### [Your goal]
Reproduce the material exactly, omitting nothing.

Data entries:
____

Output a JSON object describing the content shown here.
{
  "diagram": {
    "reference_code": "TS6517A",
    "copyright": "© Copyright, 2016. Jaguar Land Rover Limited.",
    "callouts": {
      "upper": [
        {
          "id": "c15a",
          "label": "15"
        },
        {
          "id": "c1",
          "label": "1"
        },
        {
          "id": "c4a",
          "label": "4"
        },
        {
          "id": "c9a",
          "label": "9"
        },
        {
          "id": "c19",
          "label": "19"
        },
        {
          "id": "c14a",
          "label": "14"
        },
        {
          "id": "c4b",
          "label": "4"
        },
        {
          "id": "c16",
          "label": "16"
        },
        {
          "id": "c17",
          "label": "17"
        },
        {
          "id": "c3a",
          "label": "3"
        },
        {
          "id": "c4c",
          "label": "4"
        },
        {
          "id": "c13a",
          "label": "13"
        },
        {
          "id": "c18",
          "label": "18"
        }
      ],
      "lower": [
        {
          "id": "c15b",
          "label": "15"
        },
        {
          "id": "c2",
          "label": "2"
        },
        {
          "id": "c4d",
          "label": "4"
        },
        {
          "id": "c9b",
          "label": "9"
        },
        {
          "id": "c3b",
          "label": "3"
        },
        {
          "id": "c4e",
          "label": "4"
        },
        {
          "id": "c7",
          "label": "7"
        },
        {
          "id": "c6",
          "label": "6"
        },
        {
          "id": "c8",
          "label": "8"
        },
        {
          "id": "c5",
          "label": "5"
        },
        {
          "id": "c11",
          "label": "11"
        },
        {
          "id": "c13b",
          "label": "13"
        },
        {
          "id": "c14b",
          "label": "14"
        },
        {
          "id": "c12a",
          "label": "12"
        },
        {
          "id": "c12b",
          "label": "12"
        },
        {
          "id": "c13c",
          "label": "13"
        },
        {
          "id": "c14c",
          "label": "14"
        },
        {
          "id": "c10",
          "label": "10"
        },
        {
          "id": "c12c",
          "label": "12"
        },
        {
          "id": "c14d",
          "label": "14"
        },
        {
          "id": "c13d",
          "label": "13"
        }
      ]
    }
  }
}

____

### [The answer]
Output a JSON object describing the content shown here.
{
  "diagram": {
    "reference_code": "TS6517A",
    "copyright": "© Copyright, 2016. Jaguar Land Rover Limited.",
    "callouts": {
      "upper": [
        {
          "id": "c15a",
          "label": "15"
        },
        {
          "id": "c1",
          "label": "1"
        },
        {
          "id": "c4a",
          "label": "4"
        },
        {
          "id": "c9a",
          "label": "9"
        },
        {
          "id": "c19",
          "label": "19"
        },
        {
          "id": "c14a",
          "label": "14"
        },
        {
          "id": "c4b",
          "label": "4"
        },
        {
          "id": "c16",
          "label": "16"
        },
        {
          "id": "c17",
          "label": "17"
        },
        {
          "id": "c3a",
          "label": "3"
        },
        {
          "id": "c4c",
          "label": "4"
        },
        {
          "id": "c13a",
          "label": "13"
        },
        {
          "id": "c18",
          "label": "18"
        }
      ],
      "lower": [
        {
          "id": "c15b",
          "label": "15"
        },
        {
          "id": "c2",
          "label": "2"
        },
        {
          "id": "c4d",
          "label": "4"
        },
        {
          "id": "c9b",
          "label": "9"
        },
        {
          "id": "c3b",
          "label": "3"
        },
        {
          "id": "c4e",
          "label": "4"
        },
        {
          "id": "c7",
          "label": "7"
        },
        {
          "id": "c6",
          "label": "6"
        },
        {
          "id": "c8",
          "label": "8"
        },
        {
          "id": "c5",
          "label": "5"
        },
        {
          "id": "c11",
          "label": "11"
        },
        {
          "id": "c13b",
          "label": "13"
        },
        {
          "id": "c14b",
          "label": "14"
        },
        {
          "id": "c12a",
          "label": "12"
        },
        {
          "id": "c12b",
          "label": "12"
        },
        {
          "id": "c13c",
          "label": "13"
        },
        {
          "id": "c14c",
          "label": "14"
        },
        {
          "id": "c10",
          "label": "10"
        },
        {
          "id": "c12c",
          "label": "12"
        },
        {
          "id": "c14d",
          "label": "14"
        },
        {
          "id": "c13d",
          "label": "13"
        }
      ]
    }
  }
}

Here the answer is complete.